* [Goal]:
Report each line of the data that has "单位价值" somewhere in it.

* [Record list]:
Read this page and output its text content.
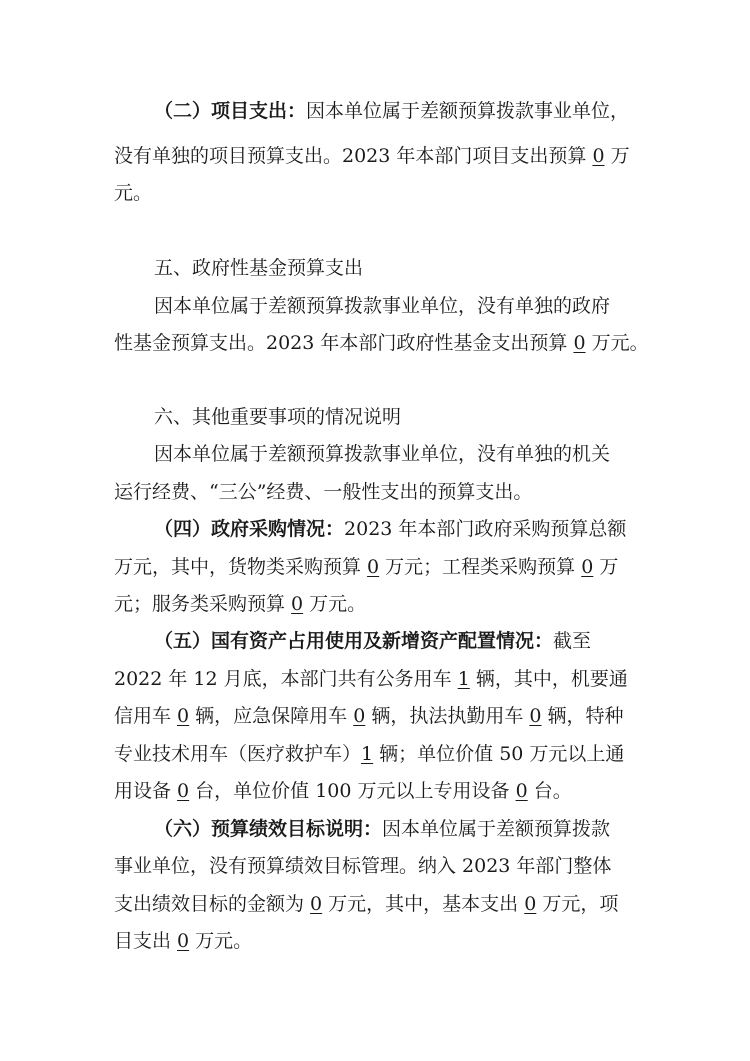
（二）项目支出：因本单位属于差额预算拨款事业单位，

没有单独的项目预算支出。2023 年本部门项目支出预算 0 万

元。

五、政府性基金预算支出

因本单位属于差额预算拨款事业单位，没有单独的政府

性基金预算支出。2023 年本部门政府性基金支出预算 0 万元。

六、其他重要事项的情况说明

因本单位属于差额预算拨款事业单位，没有单独的机关

运行经费、“三公”经费、一般性支出的预算支出。

（四）政府采购情况：2023 年本部门政府采购预算总额

万元，其中，货物类采购预算 0 万元；工程类采购预算 0 万

元；服务类采购预算 0 万元。

（五）国有资产占用使用及新增资产配置情况：截至

2022 年 12 月底，本部门共有公务用车 1 辆，其中，机要通

信用车 0 辆，应急保障用车 0 辆，执法执勤用车 0 辆，特种

专业技术用车（医疗救护车）1 辆；单位价值 50 万元以上通

用设备 0 台，单位价值 100 万元以上专用设备 0 台。

（六）预算绩效目标说明：因本单位属于差额预算拨款

事业单位，没有预算绩效目标管理。纳入 2023 年部门整体

支出绩效目标的金额为 0 万元，其中，基本支出 0 万元，项

目支出 0 万元。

* [Solution]:
专业技术用车（医疗救护车）1 辆；单位价值 50 万元以上通
用设备 0 台，单位价值 100 万元以上专用设备 0 台。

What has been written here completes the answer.